• _WORK TO BE COMPLETED_
Without the images, write out the whole listing exactly.

• _DATA PROVIDED_
═══

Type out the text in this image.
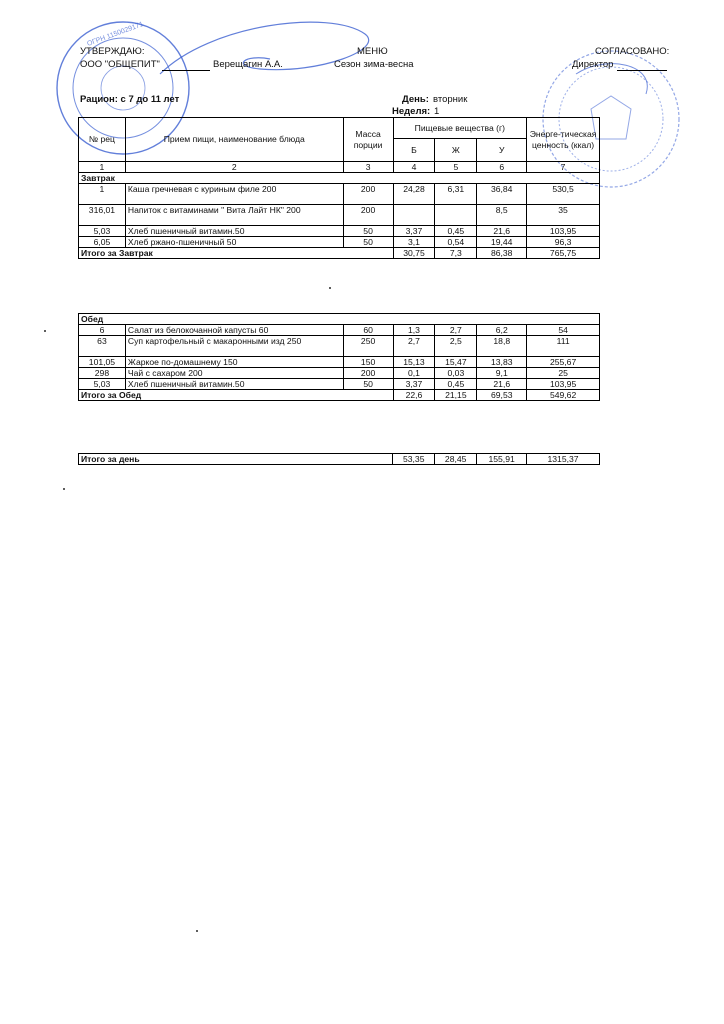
ОГРН 1150029171
УТВЕРЖДАЮ:
ООО "ОБЩЕПИТ"	Верещагин А.А.
МЕНЮ
Сезон зима-весна
СОГЛАСОВАНО:
Директор
Рацион: с 7 до 11 лет	День: вторник
Неделя: 1
№ рец	Прием пищи, наименование блюда	Масса порции	Пищевые вещества (г)			Энерге-тическая ценность (ккал)
			Б	Ж	У	
1	2	3	4	5	6	7
Завтрак						
1	Каша гречневая с куриным филе 200	200	24,28	6,31	36,84	530,5
316,01	Напиток с витаминами " Вита Лайт НК" 200	200			8,5	35
5,03	Хлеб пшеничный витамин.50	50	3,37	0,45	21,6	103,95
6,05	Хлеб ржано-пшеничный 50	50	3,1	0,54	19,44	96,3
Итого за Завтрак			30,75	7,3	86,38	765,75
Обед						
6	Салат из белокочанной капусты 60	60	1,3	2,7	6,2	54
63	Суп картофельный с макаронными изд 250	250	2,7	2,5	18,8	111
101,05	Жаркое по-домашнему 150	150	15,13	15,47	13,83	255,67
298	Чай с сахаром 200	200	0,1	0,03	9,1	25
5,03	Хлеб пшеничный витамин.50	50	3,37	0,45	21,6	103,95
Итого за Обед			22,6	21,15	69,53	549,62
Итого за день	53,35	28,45	155,91	1315,37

═══

• _RESULT OF THIS TASK_
Type out the text in this image.
ОГРН 1150029171
УТВЕРЖДАЮ:
ООО "ОБЩЕПИТ"	Верещагин А.А.
МЕНЮ
Сезон зима-весна
СОГЛАСОВАНО:
Директор
Рацион: с 7 до 11 лет	День: вторник
Неделя: 1
№ рец	Прием пищи, наименование блюда	Масса порции	Пищевые вещества (г)			Энерге-тическая ценность (ккал)
			Б	Ж	У	
1	2	3	4	5	6	7
Завтрак						
1	Каша гречневая с куриным филе 200	200	24,28	6,31	36,84	530,5
316,01	Напиток с витаминами " Вита Лайт НК" 200	200			8,5	35
5,03	Хлеб пшеничный витамин.50	50	3,37	0,45	21,6	103,95
6,05	Хлеб ржано-пшеничный 50	50	3,1	0,54	19,44	96,3
Итого за Завтрак			30,75	7,3	86,38	765,75
Обед						
6	Салат из белокочанной капусты 60	60	1,3	2,7	6,2	54
63	Суп картофельный с макаронными изд 250	250	2,7	2,5	18,8	111
101,05	Жаркое по-домашнему 150	150	15,13	15,47	13,83	255,67
298	Чай с сахаром 200	200	0,1	0,03	9,1	25
5,03	Хлеб пшеничный витамин.50	50	3,37	0,45	21,6	103,95
Итого за Обед			22,6	21,15	69,53	549,62
Итого за день	53,35	28,45	155,91	1315,37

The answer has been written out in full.